Saved data entries -
━━━━

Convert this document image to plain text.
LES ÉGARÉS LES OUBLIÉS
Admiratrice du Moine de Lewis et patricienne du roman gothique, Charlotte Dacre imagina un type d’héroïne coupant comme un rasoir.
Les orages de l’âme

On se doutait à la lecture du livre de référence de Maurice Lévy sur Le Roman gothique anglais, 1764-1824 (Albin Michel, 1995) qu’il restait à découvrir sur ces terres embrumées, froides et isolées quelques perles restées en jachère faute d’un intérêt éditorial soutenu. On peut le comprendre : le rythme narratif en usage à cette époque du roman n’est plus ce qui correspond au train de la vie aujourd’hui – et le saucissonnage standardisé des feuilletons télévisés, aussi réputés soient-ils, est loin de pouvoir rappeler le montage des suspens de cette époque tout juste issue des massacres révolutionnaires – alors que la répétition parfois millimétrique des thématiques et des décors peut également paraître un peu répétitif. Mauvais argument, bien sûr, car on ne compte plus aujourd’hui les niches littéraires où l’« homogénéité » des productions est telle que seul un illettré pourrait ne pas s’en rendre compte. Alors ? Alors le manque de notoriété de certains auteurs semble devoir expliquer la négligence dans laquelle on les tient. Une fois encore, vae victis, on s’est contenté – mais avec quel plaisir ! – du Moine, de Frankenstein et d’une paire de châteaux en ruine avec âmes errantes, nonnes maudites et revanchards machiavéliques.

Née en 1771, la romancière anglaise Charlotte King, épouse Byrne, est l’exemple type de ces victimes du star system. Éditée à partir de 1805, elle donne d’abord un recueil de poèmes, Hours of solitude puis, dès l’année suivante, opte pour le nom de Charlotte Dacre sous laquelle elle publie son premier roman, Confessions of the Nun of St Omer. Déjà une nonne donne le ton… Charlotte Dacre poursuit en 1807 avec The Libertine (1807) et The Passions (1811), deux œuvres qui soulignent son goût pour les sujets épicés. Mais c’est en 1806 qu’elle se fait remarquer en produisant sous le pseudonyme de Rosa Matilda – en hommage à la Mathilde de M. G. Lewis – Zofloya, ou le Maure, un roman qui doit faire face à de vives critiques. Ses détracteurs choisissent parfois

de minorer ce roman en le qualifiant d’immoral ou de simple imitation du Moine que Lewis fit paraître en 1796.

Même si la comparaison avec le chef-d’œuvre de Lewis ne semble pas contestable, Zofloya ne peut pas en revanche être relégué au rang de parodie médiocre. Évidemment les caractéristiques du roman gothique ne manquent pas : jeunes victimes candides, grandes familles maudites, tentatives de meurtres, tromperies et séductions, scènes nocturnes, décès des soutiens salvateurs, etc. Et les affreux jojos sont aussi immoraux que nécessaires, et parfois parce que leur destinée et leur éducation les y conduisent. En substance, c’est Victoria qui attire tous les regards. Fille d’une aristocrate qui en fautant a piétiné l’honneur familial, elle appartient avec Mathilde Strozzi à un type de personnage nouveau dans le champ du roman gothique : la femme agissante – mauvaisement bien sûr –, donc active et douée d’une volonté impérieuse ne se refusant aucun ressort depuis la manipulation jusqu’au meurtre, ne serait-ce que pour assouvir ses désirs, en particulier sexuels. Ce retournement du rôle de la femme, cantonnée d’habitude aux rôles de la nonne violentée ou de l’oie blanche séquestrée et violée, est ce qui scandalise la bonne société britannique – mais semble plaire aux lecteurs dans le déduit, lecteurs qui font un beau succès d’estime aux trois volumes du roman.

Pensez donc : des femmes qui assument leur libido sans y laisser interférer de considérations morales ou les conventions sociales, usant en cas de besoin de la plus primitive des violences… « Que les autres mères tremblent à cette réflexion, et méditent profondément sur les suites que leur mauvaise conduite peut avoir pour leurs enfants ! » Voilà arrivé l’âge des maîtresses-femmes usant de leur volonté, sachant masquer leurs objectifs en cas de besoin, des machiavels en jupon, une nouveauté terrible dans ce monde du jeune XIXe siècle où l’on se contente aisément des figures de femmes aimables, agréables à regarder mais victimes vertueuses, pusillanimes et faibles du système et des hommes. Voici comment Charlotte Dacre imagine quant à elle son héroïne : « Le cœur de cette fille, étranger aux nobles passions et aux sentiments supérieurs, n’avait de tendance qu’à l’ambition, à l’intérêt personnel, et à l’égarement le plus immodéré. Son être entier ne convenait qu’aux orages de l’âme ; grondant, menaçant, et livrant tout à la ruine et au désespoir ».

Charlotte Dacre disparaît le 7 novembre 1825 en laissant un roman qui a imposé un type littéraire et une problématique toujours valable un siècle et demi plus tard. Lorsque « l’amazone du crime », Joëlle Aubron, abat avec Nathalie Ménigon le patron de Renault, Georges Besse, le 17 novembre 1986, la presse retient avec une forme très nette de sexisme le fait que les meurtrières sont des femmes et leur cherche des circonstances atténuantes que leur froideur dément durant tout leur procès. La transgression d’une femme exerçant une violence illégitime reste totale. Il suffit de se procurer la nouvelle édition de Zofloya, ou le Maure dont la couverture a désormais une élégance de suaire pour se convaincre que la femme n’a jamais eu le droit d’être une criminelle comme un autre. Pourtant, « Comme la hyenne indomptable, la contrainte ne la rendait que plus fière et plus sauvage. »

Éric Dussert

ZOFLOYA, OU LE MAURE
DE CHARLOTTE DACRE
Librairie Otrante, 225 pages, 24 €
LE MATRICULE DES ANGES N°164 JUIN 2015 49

━━━━

Short task - Your task is to give the records above again, exactly.

Response to the exercise -
Convert this document image to plain text.
LES ÉGARÉS LES OUBLIÉS
Admiratrice du Moine de Lewis et patricienne du roman gothique, Charlotte Dacre imagina un type d’héroïne coupant comme un rasoir.
Les orages de l’âme

On se doutait à la lecture du livre de référence de Maurice Lévy sur Le Roman gothique anglais, 1764-1824 (Albin Michel, 1995) qu’il restait à découvrir sur ces terres embrumées, froides et isolées quelques perles restées en jachère faute d’un intérêt éditorial soutenu. On peut le comprendre : le rythme narratif en usage à cette époque du roman n’est plus ce qui correspond au train de la vie aujourd’hui – et le saucissonnage standardisé des feuilletons télévisés, aussi réputés soient-ils, est loin de pouvoir rappeler le montage des suspens de cette époque tout juste issue des massacres révolutionnaires – alors que la répétition parfois millimétrique des thématiques et des décors peut également paraître un peu répétitif. Mauvais argument, bien sûr, car on ne compte plus aujourd’hui les niches littéraires où l’« homogénéité » des productions est telle que seul un illettré pourrait ne pas s’en rendre compte. Alors ? Alors le manque de notoriété de certains auteurs semble devoir expliquer la négligence dans laquelle on les tient. Une fois encore, vae victis, on s’est contenté – mais avec quel plaisir ! – du Moine, de Frankenstein et d’une paire de châteaux en ruine avec âmes errantes, nonnes maudites et revanchards machiavéliques.

Née en 1771, la romancière anglaise Charlotte King, épouse Byrne, est l’exemple type de ces victimes du star system. Éditée à partir de 1805, elle donne d’abord un recueil de poèmes, Hours of solitude puis, dès l’année suivante, opte pour le nom de Charlotte Dacre sous laquelle elle publie son premier roman, Confessions of the Nun of St Omer. Déjà une nonne donne le ton… Charlotte Dacre poursuit en 1807 avec The Libertine (1807) et The Passions (1811), deux œuvres qui soulignent son goût pour les sujets épicés. Mais c’est en 1806 qu’elle se fait remarquer en produisant sous le pseudonyme de Rosa Matilda – en hommage à la Mathilde de M. G. Lewis – Zofloya, ou le Maure, un roman qui doit faire face à de vives critiques. Ses détracteurs choisissent parfois

de minorer ce roman en le qualifiant d’immoral ou de simple imitation du Moine que Lewis fit paraître en 1796.

Même si la comparaison avec le chef-d’œuvre de Lewis ne semble pas contestable, Zofloya ne peut pas en revanche être relégué au rang de parodie médiocre. Évidemment les caractéristiques du roman gothique ne manquent pas : jeunes victimes candides, grandes familles maudites, tentatives de meurtres, tromperies et séductions, scènes nocturnes, décès des soutiens salvateurs, etc. Et les affreux jojos sont aussi immoraux que nécessaires, et parfois parce que leur destinée et leur éducation les y conduisent. En substance, c’est Victoria qui attire tous les regards. Fille d’une aristocrate qui en fautant a piétiné l’honneur familial, elle appartient avec Mathilde Strozzi à un type de personnage nouveau dans le champ du roman gothique : la femme agissante – mauvaisement bien sûr –, donc active et douée d’une volonté impérieuse ne se refusant aucun ressort depuis la manipulation jusqu’au meurtre, ne serait-ce que pour assouvir ses désirs, en particulier sexuels. Ce retournement du rôle de la femme, cantonnée d’habitude aux rôles de la nonne violentée ou de l’oie blanche séquestrée et violée, est ce qui scandalise la bonne société britannique – mais semble plaire aux lecteurs dans le déduit, lecteurs qui font un beau succès d’estime aux trois volumes du roman.

Pensez donc : des femmes qui assument leur libido sans y laisser interférer de considérations morales ou les conventions sociales, usant en cas de besoin de la plus primitive des violences… « Que les autres mères tremblent à cette réflexion, et méditent profondément sur les suites que leur mauvaise conduite peut avoir pour leurs enfants ! » Voilà arrivé l’âge des maîtresses-femmes usant de leur volonté, sachant masquer leurs objectifs en cas de besoin, des machiavels en jupon, une nouveauté terrible dans ce monde du jeune XIXe siècle où l’on se contente aisément des figures de femmes aimables, agréables à regarder mais victimes vertueuses, pusillanimes et faibles du système et des hommes. Voici comment Charlotte Dacre imagine quant à elle son héroïne : « Le cœur de cette fille, étranger aux nobles passions et aux sentiments supérieurs, n’avait de tendance qu’à l’ambition, à l’intérêt personnel, et à l’égarement le plus immodéré. Son être entier ne convenait qu’aux orages de l’âme ; grondant, menaçant, et livrant tout à la ruine et au désespoir ».

Charlotte Dacre disparaît le 7 novembre 1825 en laissant un roman qui a imposé un type littéraire et une problématique toujours valable un siècle et demi plus tard. Lorsque « l’amazone du crime », Joëlle Aubron, abat avec Nathalie Ménigon le patron de Renault, Georges Besse, le 17 novembre 1986, la presse retient avec une forme très nette de sexisme le fait que les meurtrières sont des femmes et leur cherche des circonstances atténuantes que leur froideur dément durant tout leur procès. La transgression d’une femme exerçant une violence illégitime reste totale. Il suffit de se procurer la nouvelle édition de Zofloya, ou le Maure dont la couverture a désormais une élégance de suaire pour se convaincre que la femme n’a jamais eu le droit d’être une criminelle comme un autre. Pourtant, « Comme la hyenne indomptable, la contrainte ne la rendait que plus fière et plus sauvage. »

Éric Dussert

ZOFLOYA, OU LE MAURE
DE CHARLOTTE DACRE
Librairie Otrante, 225 pages, 24 €
LE MATRICULE DES ANGES N°164 JUIN 2015 49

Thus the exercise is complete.